EXERCISE OBJECTIVE: Each line of the material below that holds the word "this" needs to be copied.
-- BEGIN SUPPLIED RECORDS --
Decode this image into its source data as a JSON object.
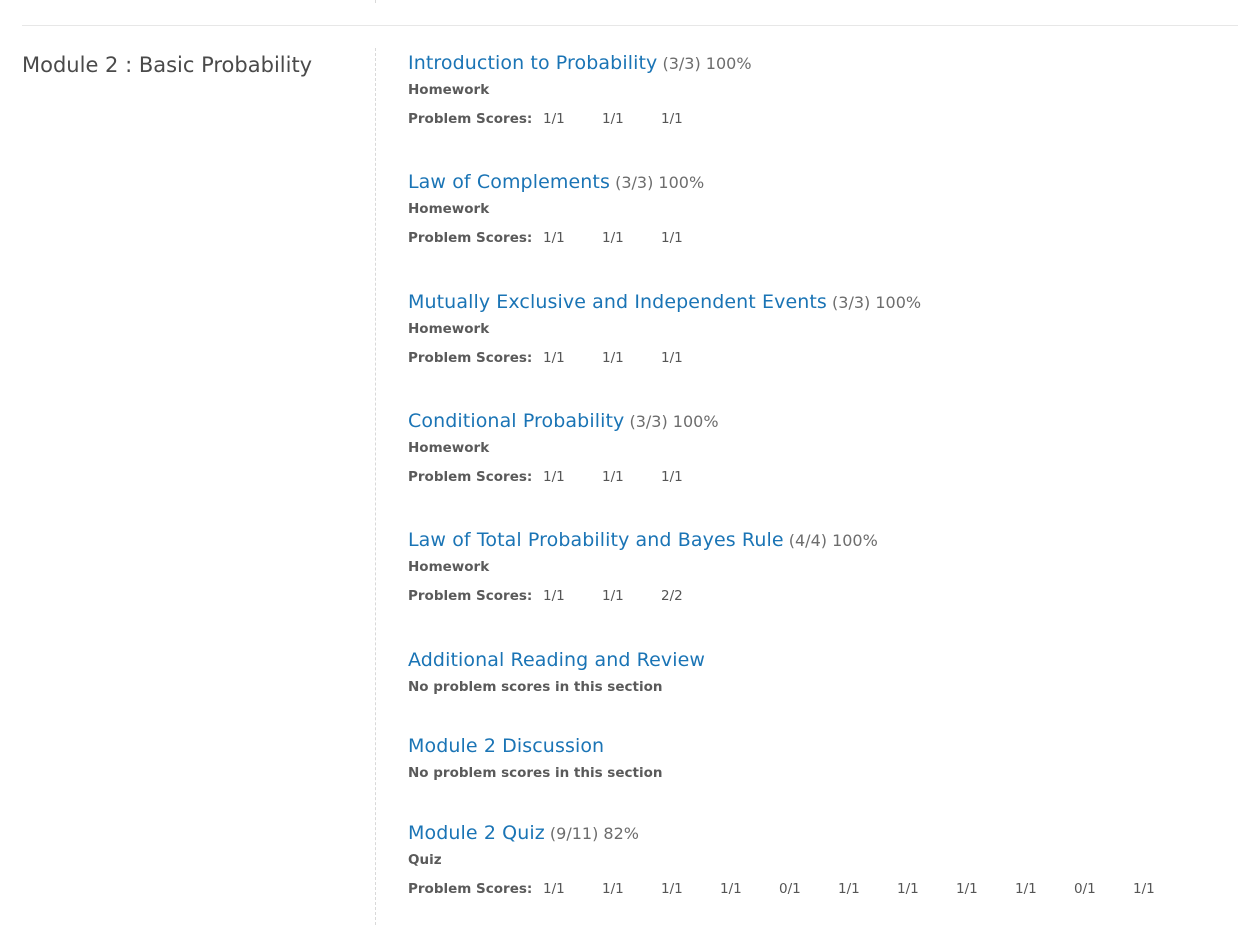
{
  "module": {
    "title": "Module 2 : Basic Probability"
  },
  "labels": {
    "problem_scores": "Problem Scores:",
    "no_scores": "No problem scores in this section"
  },
  "sections": [
    {
      "title": "Introduction to Probability",
      "score": "(3/3) 100%",
      "type": "Homework",
      "scores": [
        "1/1",
        "1/1",
        "1/1"
      ]
    },
    {
      "title": "Law of Complements",
      "score": "(3/3) 100%",
      "type": "Homework",
      "scores": [
        "1/1",
        "1/1",
        "1/1"
      ]
    },
    {
      "title": "Mutually Exclusive and Independent Events",
      "score": "(3/3) 100%",
      "type": "Homework",
      "scores": [
        "1/1",
        "1/1",
        "1/1"
      ]
    },
    {
      "title": "Conditional Probability",
      "score": "(3/3) 100%",
      "type": "Homework",
      "scores": [
        "1/1",
        "1/1",
        "1/1"
      ]
    },
    {
      "title": "Law of Total Probability and Bayes Rule",
      "score": "(4/4) 100%",
      "type": "Homework",
      "scores": [
        "1/1",
        "1/1",
        "2/2"
      ]
    },
    {
      "title": "Additional Reading and Review",
      "score": "",
      "type": "",
      "scores": []
    },
    {
      "title": "Module 2 Discussion",
      "score": "",
      "type": "",
      "scores": []
    },
    {
      "title": "Module 2 Quiz",
      "score": "(9/11) 82%",
      "type": "Quiz",
      "scores": [
        "1/1",
        "1/1",
        "1/1",
        "1/1",
        "0/1",
        "1/1",
        "1/1",
        "1/1",
        "1/1",
        "0/1",
        "1/1"
      ]
    }
  ],
  "colors": {
    "link": "#1a74b5",
    "text": "#4d4d4d"
  }
}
-- END SUPPLIED RECORDS --
TASK ANSWER:
Decode this image into its source data as a JSON object.
    "no_scores": "No problem scores in this section"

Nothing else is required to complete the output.